> [PROBLEM DETAILS]
Identify each line in the records below that contains the word "this", and copy it.

> [STORED ROWS]
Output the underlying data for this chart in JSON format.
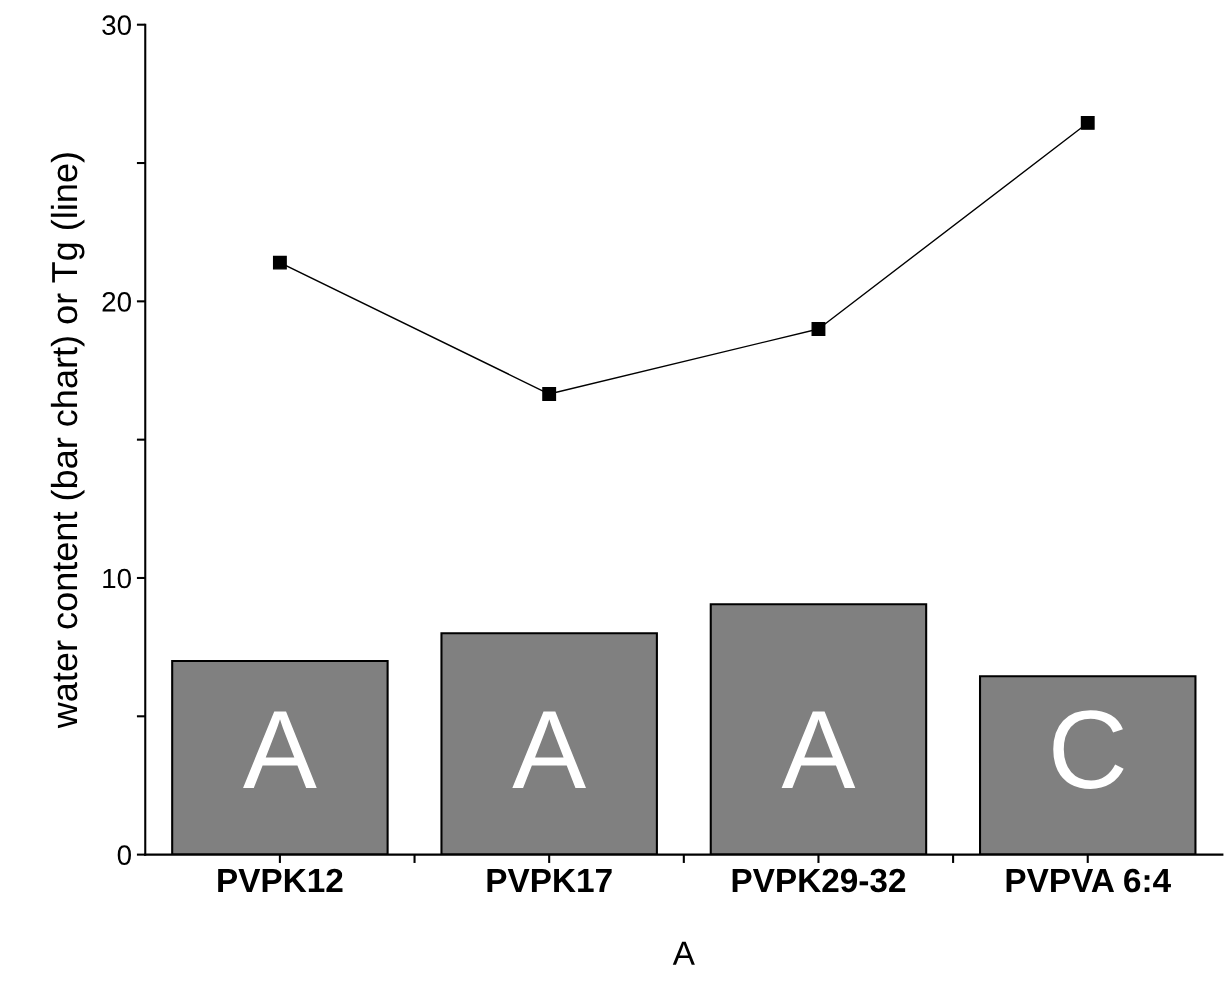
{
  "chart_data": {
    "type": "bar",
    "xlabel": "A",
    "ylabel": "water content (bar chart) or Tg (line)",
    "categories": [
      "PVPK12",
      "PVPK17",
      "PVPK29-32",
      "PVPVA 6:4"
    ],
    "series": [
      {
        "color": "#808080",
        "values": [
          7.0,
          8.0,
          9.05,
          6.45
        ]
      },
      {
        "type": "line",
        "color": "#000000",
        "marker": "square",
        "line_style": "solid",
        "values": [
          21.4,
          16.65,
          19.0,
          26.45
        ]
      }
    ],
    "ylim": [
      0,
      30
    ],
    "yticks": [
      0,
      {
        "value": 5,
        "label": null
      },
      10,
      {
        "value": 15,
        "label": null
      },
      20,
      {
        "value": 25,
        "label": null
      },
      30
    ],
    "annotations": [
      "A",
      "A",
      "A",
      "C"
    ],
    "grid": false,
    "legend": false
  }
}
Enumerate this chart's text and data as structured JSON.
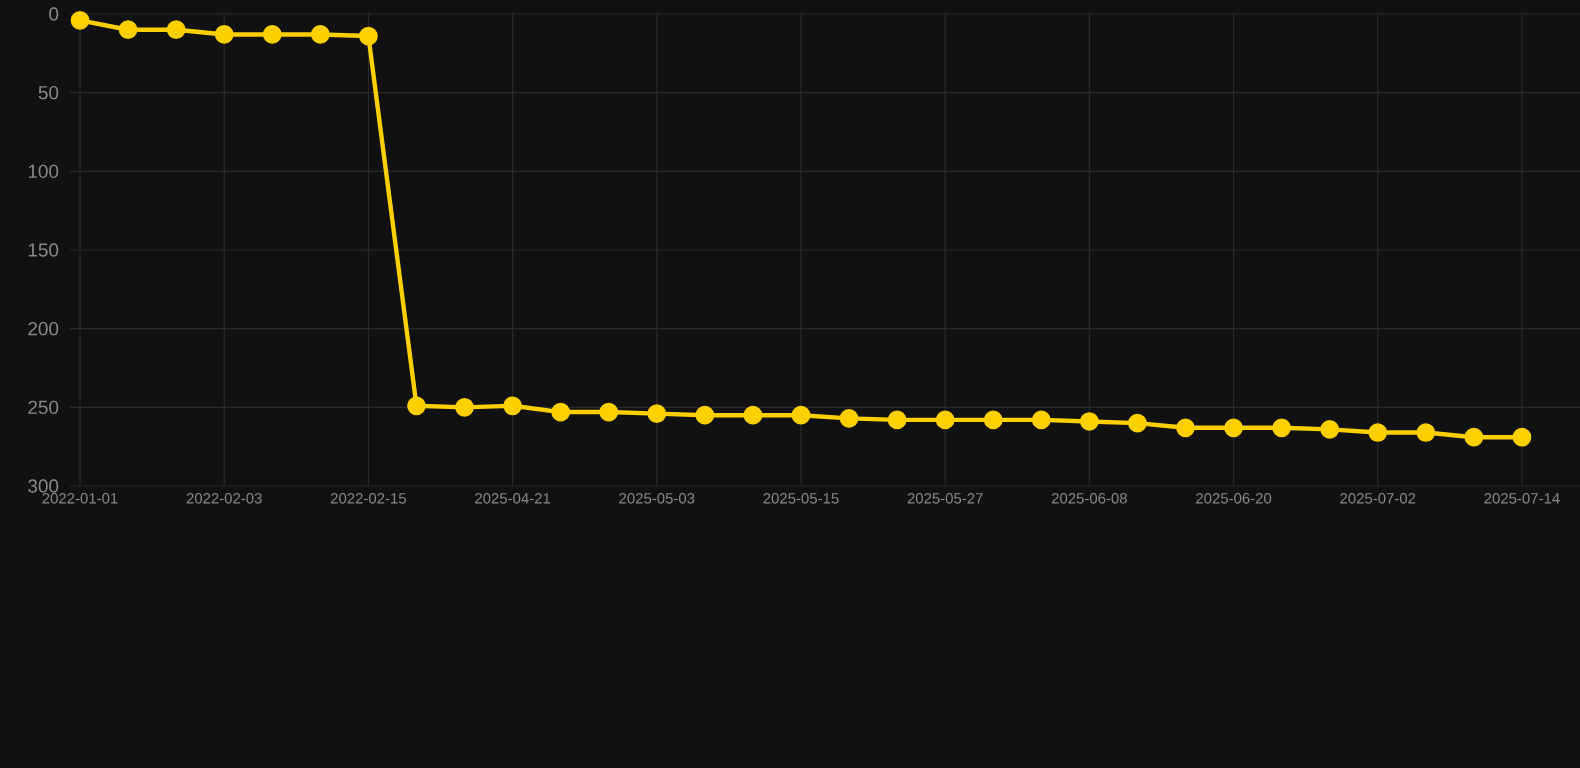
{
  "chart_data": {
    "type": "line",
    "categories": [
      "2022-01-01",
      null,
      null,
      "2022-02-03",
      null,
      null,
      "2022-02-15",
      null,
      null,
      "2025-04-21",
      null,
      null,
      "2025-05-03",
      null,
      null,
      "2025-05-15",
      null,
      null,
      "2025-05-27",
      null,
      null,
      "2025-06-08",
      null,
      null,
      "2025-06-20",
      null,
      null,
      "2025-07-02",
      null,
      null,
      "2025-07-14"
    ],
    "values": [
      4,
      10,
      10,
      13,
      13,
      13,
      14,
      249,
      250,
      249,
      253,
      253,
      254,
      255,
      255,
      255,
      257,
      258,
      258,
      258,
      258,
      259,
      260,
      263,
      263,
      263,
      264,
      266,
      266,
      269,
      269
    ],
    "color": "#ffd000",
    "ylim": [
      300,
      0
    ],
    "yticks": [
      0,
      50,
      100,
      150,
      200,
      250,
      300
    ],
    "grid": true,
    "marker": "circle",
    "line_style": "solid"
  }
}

> [EXERCISE RESULT]
Output the underlying data for this chart in JSON format.
Enumerate this chart's text and data as structured JSON.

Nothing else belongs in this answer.